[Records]
· · · ·
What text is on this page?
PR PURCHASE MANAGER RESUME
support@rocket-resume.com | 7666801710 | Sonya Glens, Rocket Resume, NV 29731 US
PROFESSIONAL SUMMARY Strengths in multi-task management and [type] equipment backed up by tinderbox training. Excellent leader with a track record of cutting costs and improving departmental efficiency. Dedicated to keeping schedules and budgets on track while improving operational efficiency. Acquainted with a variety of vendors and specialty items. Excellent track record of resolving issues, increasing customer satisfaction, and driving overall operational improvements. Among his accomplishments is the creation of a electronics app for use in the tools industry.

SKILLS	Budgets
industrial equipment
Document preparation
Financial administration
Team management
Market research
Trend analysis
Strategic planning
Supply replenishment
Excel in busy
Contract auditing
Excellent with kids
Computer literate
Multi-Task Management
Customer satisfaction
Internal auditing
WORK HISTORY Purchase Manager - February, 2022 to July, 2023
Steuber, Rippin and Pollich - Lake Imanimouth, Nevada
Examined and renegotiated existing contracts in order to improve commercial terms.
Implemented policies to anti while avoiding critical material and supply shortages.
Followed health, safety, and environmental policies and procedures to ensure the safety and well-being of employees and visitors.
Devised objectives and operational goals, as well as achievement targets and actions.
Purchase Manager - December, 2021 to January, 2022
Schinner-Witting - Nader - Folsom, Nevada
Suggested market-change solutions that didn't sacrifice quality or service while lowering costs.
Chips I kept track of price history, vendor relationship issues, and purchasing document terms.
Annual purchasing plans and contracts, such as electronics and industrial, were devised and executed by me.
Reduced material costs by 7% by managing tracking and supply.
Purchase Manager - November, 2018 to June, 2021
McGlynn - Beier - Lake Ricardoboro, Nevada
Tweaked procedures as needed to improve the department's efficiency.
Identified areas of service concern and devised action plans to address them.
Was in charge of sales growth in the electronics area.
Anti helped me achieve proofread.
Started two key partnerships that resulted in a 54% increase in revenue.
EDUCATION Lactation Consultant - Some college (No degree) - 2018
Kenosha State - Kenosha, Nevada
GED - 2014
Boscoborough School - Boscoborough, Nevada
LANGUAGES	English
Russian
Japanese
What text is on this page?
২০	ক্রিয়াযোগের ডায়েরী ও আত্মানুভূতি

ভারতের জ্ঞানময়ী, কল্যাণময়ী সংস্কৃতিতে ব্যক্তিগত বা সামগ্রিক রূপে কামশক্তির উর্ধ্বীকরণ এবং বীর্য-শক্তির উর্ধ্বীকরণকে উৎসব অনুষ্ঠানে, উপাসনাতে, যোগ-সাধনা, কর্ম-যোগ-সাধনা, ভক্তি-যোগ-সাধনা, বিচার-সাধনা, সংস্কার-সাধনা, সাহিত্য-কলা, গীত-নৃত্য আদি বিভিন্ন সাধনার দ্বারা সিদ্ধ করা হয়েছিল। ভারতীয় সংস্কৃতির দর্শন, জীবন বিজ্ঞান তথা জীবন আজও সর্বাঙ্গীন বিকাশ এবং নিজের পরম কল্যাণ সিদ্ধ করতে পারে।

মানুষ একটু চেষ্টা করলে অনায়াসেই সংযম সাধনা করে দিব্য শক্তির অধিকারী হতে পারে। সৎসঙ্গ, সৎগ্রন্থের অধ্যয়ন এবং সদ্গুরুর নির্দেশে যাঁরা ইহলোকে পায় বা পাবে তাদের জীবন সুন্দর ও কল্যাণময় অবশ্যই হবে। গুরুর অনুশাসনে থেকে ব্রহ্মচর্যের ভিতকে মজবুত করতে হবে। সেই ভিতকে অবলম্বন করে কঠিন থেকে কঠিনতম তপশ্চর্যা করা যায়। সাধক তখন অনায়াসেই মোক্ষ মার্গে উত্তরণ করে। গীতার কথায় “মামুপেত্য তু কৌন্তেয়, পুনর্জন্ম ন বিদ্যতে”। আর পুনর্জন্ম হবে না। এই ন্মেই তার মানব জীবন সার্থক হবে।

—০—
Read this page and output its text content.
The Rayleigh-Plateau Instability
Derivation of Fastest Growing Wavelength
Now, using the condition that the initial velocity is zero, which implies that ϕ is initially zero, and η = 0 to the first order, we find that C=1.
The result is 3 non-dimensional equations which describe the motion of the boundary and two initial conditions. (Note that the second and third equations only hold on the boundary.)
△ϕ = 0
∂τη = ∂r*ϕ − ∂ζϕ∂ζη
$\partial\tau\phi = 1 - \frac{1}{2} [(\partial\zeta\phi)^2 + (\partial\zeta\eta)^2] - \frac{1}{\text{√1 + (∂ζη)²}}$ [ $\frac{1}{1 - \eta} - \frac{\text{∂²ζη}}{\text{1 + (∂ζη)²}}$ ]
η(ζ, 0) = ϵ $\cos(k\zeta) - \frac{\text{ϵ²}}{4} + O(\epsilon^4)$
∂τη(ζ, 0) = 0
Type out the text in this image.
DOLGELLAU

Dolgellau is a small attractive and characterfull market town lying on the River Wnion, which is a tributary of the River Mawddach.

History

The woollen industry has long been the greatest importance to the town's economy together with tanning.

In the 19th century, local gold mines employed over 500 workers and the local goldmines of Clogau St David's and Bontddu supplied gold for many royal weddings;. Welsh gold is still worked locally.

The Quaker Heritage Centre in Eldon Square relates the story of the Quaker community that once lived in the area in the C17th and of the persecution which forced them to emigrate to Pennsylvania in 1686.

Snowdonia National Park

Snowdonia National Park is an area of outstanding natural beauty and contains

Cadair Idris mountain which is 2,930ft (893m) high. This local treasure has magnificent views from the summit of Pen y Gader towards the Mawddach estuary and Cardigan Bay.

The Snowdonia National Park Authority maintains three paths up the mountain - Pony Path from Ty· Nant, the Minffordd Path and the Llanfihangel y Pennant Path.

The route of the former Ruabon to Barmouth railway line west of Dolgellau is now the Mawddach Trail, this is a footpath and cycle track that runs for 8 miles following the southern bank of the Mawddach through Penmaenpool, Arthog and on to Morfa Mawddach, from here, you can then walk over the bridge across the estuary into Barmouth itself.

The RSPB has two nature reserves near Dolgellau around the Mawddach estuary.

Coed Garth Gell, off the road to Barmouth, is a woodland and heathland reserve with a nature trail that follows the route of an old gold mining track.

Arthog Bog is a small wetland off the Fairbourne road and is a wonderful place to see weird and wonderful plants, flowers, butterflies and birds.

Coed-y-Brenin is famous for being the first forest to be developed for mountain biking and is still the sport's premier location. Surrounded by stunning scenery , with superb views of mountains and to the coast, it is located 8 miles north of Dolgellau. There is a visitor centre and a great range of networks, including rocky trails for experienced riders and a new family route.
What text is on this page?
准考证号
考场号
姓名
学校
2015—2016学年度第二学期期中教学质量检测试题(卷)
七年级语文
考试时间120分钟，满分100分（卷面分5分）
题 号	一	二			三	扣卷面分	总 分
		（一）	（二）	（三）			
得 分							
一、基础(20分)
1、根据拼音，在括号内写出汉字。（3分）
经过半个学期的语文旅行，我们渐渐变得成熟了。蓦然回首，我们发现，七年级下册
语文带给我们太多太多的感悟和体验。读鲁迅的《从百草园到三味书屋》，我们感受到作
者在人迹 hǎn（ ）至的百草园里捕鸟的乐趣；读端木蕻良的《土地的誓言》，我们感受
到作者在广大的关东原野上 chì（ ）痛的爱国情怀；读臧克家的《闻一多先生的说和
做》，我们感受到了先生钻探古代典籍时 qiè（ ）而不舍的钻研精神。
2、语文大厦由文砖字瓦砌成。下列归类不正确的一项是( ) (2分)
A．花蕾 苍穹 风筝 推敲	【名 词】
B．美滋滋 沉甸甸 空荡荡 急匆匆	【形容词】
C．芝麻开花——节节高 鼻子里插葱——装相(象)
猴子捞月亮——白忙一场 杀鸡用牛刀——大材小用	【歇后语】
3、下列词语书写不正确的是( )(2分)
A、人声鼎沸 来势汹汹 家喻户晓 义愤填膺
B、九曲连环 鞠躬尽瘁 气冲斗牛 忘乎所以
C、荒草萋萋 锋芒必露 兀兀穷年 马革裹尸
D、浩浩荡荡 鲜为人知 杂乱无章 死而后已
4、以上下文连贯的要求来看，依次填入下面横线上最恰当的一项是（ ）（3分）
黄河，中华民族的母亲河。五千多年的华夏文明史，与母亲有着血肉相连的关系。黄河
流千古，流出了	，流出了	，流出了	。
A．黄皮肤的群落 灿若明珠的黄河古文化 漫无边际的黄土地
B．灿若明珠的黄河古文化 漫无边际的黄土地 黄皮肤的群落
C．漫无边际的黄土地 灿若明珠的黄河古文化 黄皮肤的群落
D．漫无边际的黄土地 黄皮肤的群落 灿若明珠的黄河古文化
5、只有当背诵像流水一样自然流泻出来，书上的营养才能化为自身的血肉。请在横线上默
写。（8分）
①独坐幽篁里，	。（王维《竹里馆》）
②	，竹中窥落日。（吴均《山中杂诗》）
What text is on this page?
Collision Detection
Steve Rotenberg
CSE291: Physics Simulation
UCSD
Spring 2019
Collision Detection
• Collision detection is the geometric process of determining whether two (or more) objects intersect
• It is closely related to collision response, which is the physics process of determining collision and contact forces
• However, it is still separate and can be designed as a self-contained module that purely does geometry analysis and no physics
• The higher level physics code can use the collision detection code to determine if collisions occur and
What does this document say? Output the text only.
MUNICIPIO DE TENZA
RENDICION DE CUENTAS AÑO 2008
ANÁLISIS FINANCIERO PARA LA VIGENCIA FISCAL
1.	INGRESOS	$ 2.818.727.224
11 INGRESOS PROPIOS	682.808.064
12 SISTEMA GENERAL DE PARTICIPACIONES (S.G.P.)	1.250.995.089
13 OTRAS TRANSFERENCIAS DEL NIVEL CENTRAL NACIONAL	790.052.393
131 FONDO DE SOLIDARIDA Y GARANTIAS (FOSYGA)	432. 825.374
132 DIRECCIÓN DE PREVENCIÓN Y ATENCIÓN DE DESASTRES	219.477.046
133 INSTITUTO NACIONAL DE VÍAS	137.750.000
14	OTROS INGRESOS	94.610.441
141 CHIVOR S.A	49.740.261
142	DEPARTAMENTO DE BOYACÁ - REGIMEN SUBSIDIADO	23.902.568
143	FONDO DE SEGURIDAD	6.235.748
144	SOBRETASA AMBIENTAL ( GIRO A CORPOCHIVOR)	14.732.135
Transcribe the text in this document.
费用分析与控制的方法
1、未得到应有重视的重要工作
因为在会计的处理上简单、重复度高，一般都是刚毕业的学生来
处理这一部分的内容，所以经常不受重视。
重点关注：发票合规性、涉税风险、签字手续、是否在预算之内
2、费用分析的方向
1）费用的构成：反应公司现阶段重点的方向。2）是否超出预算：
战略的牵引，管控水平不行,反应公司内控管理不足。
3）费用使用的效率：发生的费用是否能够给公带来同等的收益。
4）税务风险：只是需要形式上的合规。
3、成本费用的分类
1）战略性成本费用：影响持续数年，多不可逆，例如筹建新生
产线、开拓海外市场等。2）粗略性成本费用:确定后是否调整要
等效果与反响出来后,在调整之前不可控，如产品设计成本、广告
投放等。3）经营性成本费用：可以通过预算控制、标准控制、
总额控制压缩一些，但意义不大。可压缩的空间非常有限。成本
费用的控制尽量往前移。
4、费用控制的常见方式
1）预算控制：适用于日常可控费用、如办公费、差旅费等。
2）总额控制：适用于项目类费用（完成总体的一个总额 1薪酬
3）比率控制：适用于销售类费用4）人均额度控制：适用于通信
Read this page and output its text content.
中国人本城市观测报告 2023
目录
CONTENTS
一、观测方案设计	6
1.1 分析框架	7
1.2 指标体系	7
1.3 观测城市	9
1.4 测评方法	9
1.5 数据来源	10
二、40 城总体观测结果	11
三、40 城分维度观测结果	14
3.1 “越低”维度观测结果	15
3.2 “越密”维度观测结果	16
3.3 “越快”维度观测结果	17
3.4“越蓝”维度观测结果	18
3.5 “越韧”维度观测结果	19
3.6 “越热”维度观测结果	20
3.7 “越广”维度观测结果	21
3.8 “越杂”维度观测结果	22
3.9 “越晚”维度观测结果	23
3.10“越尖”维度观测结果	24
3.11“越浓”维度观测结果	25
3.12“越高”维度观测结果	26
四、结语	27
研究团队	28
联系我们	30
· · · ·
# [Written instruction]
Determine the number of lines in the listing that contain the string "industrial". Write that number and nothing else.

# [Response below]
2